▶ [WHAT YOU WILL DO]
Copy out the entries exactly, from the first line to the last.

▶ [RECORDS TO PROCESS]

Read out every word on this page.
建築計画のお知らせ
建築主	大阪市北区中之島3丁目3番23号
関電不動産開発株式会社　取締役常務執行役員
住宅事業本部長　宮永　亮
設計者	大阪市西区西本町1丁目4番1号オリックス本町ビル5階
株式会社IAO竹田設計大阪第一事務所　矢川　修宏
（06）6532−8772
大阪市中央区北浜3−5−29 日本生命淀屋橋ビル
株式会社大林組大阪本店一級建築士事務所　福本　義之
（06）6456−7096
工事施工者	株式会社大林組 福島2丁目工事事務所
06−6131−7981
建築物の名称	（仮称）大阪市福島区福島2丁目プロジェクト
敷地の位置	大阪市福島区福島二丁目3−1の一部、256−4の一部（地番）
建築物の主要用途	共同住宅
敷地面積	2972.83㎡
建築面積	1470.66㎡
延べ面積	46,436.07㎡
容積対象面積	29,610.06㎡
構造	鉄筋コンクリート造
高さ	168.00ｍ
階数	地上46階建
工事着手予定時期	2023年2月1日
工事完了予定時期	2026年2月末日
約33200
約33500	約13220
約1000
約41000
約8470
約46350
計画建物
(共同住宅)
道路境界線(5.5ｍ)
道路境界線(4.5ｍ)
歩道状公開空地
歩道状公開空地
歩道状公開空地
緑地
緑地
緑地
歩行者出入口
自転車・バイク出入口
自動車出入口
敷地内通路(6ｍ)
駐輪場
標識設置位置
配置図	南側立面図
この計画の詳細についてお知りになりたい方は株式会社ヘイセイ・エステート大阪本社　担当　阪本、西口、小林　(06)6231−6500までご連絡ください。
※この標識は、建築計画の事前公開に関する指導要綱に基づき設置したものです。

▶ [OUTPUT]
Read out every word on this page.
建築計画のお知らせ
建築主	大阪市北区中之島3丁目3番23号
関電不動産開発株式会社　取締役常務執行役員
住宅事業本部長　宮永　亮
設計者	大阪市西区西本町1丁目4番1号オリックス本町ビル5階
株式会社IAO竹田設計大阪第一事務所　矢川　修宏
（06）6532−8772
大阪市中央区北浜3−5−29 日本生命淀屋橋ビル
株式会社大林組大阪本店一級建築士事務所　福本　義之
（06）6456−7096
工事施工者	株式会社大林組 福島2丁目工事事務所
06−6131−7981
建築物の名称	（仮称）大阪市福島区福島2丁目プロジェクト
敷地の位置	大阪市福島区福島二丁目3−1の一部、256−4の一部（地番）
建築物の主要用途	共同住宅
敷地面積	2972.83㎡
建築面積	1470.66㎡
延べ面積	46,436.07㎡
容積対象面積	29,610.06㎡
構造	鉄筋コンクリート造
高さ	168.00ｍ
階数	地上46階建
工事着手予定時期	2023年2月1日
工事完了予定時期	2026年2月末日
約33200
約33500	約13220
約1000
約41000
約8470
約46350
計画建物
(共同住宅)
道路境界線(5.5ｍ)
道路境界線(4.5ｍ)
歩道状公開空地
歩道状公開空地
歩道状公開空地
緑地
緑地
緑地
歩行者出入口
自転車・バイク出入口
自動車出入口
敷地内通路(6ｍ)
駐輪場
標識設置位置
配置図	南側立面図
この計画の詳細についてお知りになりたい方は株式会社ヘイセイ・エステート大阪本社　担当　阪本、西口、小林　(06)6231−6500までご連絡ください。
※この標識は、建築計画の事前公開に関する指導要綱に基づき設置したものです。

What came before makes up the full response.